Reproduce without changes the stretch of material from the line containing "x-tick-label: M [209,341,219,355]" through the line containing "y-tick-label: 0 [527,326,534,340]", both included, and nothing else.

INPUT RECORDS:
-*-*-
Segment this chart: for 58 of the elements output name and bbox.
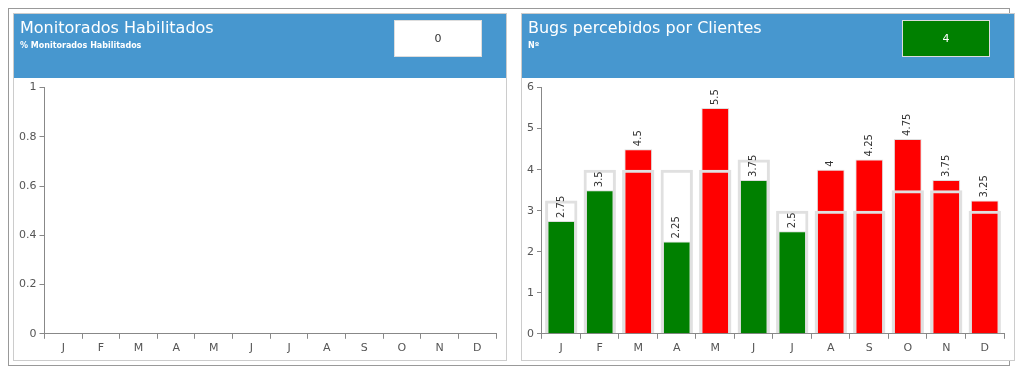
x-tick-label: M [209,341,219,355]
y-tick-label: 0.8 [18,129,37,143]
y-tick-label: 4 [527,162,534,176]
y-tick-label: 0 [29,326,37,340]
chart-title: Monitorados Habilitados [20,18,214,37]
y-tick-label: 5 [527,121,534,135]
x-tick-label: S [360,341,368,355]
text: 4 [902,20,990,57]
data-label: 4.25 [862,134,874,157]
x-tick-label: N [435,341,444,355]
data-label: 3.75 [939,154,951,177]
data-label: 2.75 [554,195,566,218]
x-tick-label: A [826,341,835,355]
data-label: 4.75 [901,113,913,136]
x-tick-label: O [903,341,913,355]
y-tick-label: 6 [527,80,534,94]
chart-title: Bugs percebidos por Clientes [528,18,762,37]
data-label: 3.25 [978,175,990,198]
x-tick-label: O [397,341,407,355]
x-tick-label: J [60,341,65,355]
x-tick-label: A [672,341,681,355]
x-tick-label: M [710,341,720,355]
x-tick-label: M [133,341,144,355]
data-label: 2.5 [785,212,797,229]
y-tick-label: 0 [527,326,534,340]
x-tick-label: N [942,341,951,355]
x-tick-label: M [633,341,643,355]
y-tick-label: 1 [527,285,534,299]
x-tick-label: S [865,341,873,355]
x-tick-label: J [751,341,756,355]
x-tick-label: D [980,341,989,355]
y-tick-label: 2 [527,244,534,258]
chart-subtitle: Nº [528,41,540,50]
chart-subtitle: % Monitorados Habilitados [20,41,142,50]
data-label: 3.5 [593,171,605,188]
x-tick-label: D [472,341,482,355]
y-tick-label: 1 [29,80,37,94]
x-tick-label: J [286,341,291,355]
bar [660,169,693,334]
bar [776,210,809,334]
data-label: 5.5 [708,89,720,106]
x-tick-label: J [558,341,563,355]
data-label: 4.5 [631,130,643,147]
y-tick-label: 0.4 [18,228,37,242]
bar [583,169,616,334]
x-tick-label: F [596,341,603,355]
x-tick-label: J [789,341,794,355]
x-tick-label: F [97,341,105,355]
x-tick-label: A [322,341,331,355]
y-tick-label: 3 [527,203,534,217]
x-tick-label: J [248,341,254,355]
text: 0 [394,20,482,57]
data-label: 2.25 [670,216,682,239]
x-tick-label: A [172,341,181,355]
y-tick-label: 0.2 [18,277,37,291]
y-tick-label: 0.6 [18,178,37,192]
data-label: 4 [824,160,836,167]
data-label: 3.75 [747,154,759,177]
-*-*-
WRITTEN RESPONSE:
x-tick-label: M [209,341,219,355]
y-tick-label: 0.8 [18,129,37,143]
y-tick-label: 4 [527,162,534,176]
y-tick-label: 0 [29,326,37,340]
chart-title: Monitorados Habilitados [20,18,214,37]
y-tick-label: 5 [527,121,534,135]
x-tick-label: S [360,341,368,355]
text: 4 [902,20,990,57]
data-label: 4.25 [862,134,874,157]
x-tick-label: N [435,341,444,355]
data-label: 3.75 [939,154,951,177]
data-label: 2.75 [554,195,566,218]
x-tick-label: A [826,341,835,355]
data-label: 4.75 [901,113,913,136]
x-tick-label: O [903,341,913,355]
y-tick-label: 6 [527,80,534,94]
chart-title: Bugs percebidos por Clientes [528,18,762,37]
data-label: 3.25 [978,175,990,198]
x-tick-label: O [397,341,407,355]
x-tick-label: J [60,341,65,355]
x-tick-label: A [672,341,681,355]
x-tick-label: M [710,341,720,355]
x-tick-label: M [133,341,144,355]
data-label: 2.5 [785,212,797,229]
y-tick-label: 0 [527,326,534,340]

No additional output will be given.